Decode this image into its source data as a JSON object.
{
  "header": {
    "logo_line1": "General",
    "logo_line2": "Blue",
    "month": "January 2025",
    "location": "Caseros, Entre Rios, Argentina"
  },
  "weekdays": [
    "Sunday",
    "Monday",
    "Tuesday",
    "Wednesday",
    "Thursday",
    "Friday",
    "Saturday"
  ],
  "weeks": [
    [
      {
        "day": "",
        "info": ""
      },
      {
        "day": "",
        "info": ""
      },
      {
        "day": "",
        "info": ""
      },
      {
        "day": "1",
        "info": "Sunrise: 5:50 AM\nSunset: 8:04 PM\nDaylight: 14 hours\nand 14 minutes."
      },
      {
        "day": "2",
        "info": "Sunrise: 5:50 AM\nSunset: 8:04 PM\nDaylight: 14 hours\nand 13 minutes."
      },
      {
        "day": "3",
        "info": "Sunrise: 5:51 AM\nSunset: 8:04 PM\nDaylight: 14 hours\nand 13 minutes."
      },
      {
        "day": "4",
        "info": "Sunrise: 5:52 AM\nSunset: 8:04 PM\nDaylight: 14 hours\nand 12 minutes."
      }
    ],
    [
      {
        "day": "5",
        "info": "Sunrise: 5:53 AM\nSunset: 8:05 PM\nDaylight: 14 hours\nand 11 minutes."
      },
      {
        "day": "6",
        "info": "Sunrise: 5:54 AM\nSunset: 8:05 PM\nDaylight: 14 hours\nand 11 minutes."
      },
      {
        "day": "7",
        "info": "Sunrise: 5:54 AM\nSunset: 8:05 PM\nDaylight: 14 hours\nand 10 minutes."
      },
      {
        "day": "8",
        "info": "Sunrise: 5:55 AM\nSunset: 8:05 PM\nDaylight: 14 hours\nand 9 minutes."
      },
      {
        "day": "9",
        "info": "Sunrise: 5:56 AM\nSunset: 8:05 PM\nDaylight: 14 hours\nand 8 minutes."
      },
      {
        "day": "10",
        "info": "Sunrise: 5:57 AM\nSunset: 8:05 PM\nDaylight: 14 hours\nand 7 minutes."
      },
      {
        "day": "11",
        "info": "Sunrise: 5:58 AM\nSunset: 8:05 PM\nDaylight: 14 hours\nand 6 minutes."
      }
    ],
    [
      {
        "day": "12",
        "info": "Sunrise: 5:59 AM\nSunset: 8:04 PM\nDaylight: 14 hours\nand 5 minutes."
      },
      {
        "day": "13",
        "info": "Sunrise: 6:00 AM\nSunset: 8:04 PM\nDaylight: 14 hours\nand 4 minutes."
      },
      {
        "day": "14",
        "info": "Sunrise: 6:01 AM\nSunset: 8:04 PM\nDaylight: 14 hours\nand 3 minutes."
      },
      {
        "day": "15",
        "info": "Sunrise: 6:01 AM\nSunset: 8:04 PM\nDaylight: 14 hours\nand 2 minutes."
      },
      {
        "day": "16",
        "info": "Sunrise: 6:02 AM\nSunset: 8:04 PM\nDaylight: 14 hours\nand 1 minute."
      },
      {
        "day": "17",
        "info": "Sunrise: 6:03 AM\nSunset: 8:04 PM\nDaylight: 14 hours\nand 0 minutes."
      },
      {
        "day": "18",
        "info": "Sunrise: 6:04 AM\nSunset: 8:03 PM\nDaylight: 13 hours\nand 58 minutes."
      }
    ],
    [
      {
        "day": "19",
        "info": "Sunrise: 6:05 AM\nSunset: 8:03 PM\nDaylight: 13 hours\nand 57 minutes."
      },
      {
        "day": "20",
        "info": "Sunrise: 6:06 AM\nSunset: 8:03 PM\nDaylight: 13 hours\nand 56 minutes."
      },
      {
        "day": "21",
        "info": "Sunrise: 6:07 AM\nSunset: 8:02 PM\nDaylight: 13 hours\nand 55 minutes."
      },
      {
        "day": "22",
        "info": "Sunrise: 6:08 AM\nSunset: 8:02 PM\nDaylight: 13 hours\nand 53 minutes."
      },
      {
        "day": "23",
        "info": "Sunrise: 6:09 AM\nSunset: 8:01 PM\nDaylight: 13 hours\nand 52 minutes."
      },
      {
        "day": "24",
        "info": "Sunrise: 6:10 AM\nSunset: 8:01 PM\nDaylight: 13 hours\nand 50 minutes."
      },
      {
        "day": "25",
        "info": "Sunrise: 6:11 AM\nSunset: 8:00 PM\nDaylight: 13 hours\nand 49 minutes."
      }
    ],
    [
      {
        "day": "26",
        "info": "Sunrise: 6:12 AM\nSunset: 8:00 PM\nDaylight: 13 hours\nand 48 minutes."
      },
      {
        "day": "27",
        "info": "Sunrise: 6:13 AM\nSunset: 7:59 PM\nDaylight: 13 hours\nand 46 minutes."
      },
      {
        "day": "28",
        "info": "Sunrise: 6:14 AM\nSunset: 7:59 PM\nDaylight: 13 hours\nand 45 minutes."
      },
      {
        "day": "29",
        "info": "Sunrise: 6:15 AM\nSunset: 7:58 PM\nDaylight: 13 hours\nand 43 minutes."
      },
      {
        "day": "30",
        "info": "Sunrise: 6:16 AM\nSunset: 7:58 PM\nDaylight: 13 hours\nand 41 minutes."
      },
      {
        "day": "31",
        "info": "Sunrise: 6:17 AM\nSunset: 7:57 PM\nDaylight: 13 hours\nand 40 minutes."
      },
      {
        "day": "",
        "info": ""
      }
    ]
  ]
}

### Work to do
Extract each record, keeping it identical to the original.

### Exercise result
Decode this image into its source data as a JSON object.
{
  "header": {
    "logo_line1": "General",
    "logo_line2": "Blue",
    "month": "January 2025",
    "location": "Caseros, Entre Rios, Argentina"
  },
  "weekdays": [
    "Sunday",
    "Monday",
    "Tuesday",
    "Wednesday",
    "Thursday",
    "Friday",
    "Saturday"
  ],
  "weeks": [
    [
      {
        "day": "",
        "info": ""
      },
      {
        "day": "",
        "info": ""
      },
      {
        "day": "",
        "info": ""
      },
      {
        "day": "1",
        "info": "Sunrise: 5:50 AM\nSunset: 8:04 PM\nDaylight: 14 hours\nand 14 minutes."
      },
      {
        "day": "2",
        "info": "Sunrise: 5:50 AM\nSunset: 8:04 PM\nDaylight: 14 hours\nand 13 minutes."
      },
      {
        "day": "3",
        "info": "Sunrise: 5:51 AM\nSunset: 8:04 PM\nDaylight: 14 hours\nand 13 minutes."
      },
      {
        "day": "4",
        "info": "Sunrise: 5:52 AM\nSunset: 8:04 PM\nDaylight: 14 hours\nand 12 minutes."
      }
    ],
    [
      {
        "day": "5",
        "info": "Sunrise: 5:53 AM\nSunset: 8:05 PM\nDaylight: 14 hours\nand 11 minutes."
      },
      {
        "day": "6",
        "info": "Sunrise: 5:54 AM\nSunset: 8:05 PM\nDaylight: 14 hours\nand 11 minutes."
      },
      {
        "day": "7",
        "info": "Sunrise: 5:54 AM\nSunset: 8:05 PM\nDaylight: 14 hours\nand 10 minutes."
      },
      {
        "day": "8",
        "info": "Sunrise: 5:55 AM\nSunset: 8:05 PM\nDaylight: 14 hours\nand 9 minutes."
      },
      {
        "day": "9",
        "info": "Sunrise: 5:56 AM\nSunset: 8:05 PM\nDaylight: 14 hours\nand 8 minutes."
      },
      {
        "day": "10",
        "info": "Sunrise: 5:57 AM\nSunset: 8:05 PM\nDaylight: 14 hours\nand 7 minutes."
      },
      {
        "day": "11",
        "info": "Sunrise: 5:58 AM\nSunset: 8:05 PM\nDaylight: 14 hours\nand 6 minutes."
      }
    ],
    [
      {
        "day": "12",
        "info": "Sunrise: 5:59 AM\nSunset: 8:04 PM\nDaylight: 14 hours\nand 5 minutes."
      },
      {
        "day": "13",
        "info": "Sunrise: 6:00 AM\nSunset: 8:04 PM\nDaylight: 14 hours\nand 4 minutes."
      },
      {
        "day": "14",
        "info": "Sunrise: 6:01 AM\nSunset: 8:04 PM\nDaylight: 14 hours\nand 3 minutes."
      },
      {
        "day": "15",
        "info": "Sunrise: 6:01 AM\nSunset: 8:04 PM\nDaylight: 14 hours\nand 2 minutes."
      },
      {
        "day": "16",
        "info": "Sunrise: 6:02 AM\nSunset: 8:04 PM\nDaylight: 14 hours\nand 1 minute."
      },
      {
        "day": "17",
        "info": "Sunrise: 6:03 AM\nSunset: 8:04 PM\nDaylight: 14 hours\nand 0 minutes."
      },
      {
        "day": "18",
        "info": "Sunrise: 6:04 AM\nSunset: 8:03 PM\nDaylight: 13 hours\nand 58 minutes."
      }
    ],
    [
      {
        "day": "19",
        "info": "Sunrise: 6:05 AM\nSunset: 8:03 PM\nDaylight: 13 hours\nand 57 minutes."
      },
      {
        "day": "20",
        "info": "Sunrise: 6:06 AM\nSunset: 8:03 PM\nDaylight: 13 hours\nand 56 minutes."
      },
      {
        "day": "21",
        "info": "Sunrise: 6:07 AM\nSunset: 8:02 PM\nDaylight: 13 hours\nand 55 minutes."
      },
      {
        "day": "22",
        "info": "Sunrise: 6:08 AM\nSunset: 8:02 PM\nDaylight: 13 hours\nand 53 minutes."
      },
      {
        "day": "23",
        "info": "Sunrise: 6:09 AM\nSunset: 8:01 PM\nDaylight: 13 hours\nand 52 minutes."
      },
      {
        "day": "24",
        "info": "Sunrise: 6:10 AM\nSunset: 8:01 PM\nDaylight: 13 hours\nand 50 minutes."
      },
      {
        "day": "25",
        "info": "Sunrise: 6:11 AM\nSunset: 8:00 PM\nDaylight: 13 hours\nand 49 minutes."
      }
    ],
    [
      {
        "day": "26",
        "info": "Sunrise: 6:12 AM\nSunset: 8:00 PM\nDaylight: 13 hours\nand 48 minutes."
      },
      {
        "day": "27",
        "info": "Sunrise: 6:13 AM\nSunset: 7:59 PM\nDaylight: 13 hours\nand 46 minutes."
      },
      {
        "day": "28",
        "info": "Sunrise: 6:14 AM\nSunset: 7:59 PM\nDaylight: 13 hours\nand 45 minutes."
      },
      {
        "day": "29",
        "info": "Sunrise: 6:15 AM\nSunset: 7:58 PM\nDaylight: 13 hours\nand 43 minutes."
      },
      {
        "day": "30",
        "info": "Sunrise: 6:16 AM\nSunset: 7:58 PM\nDaylight: 13 hours\nand 41 minutes."
      },
      {
        "day": "31",
        "info": "Sunrise: 6:17 AM\nSunset: 7:57 PM\nDaylight: 13 hours\nand 40 minutes."
      },
      {
        "day": "",
        "info": ""
      }
    ]
  ]
}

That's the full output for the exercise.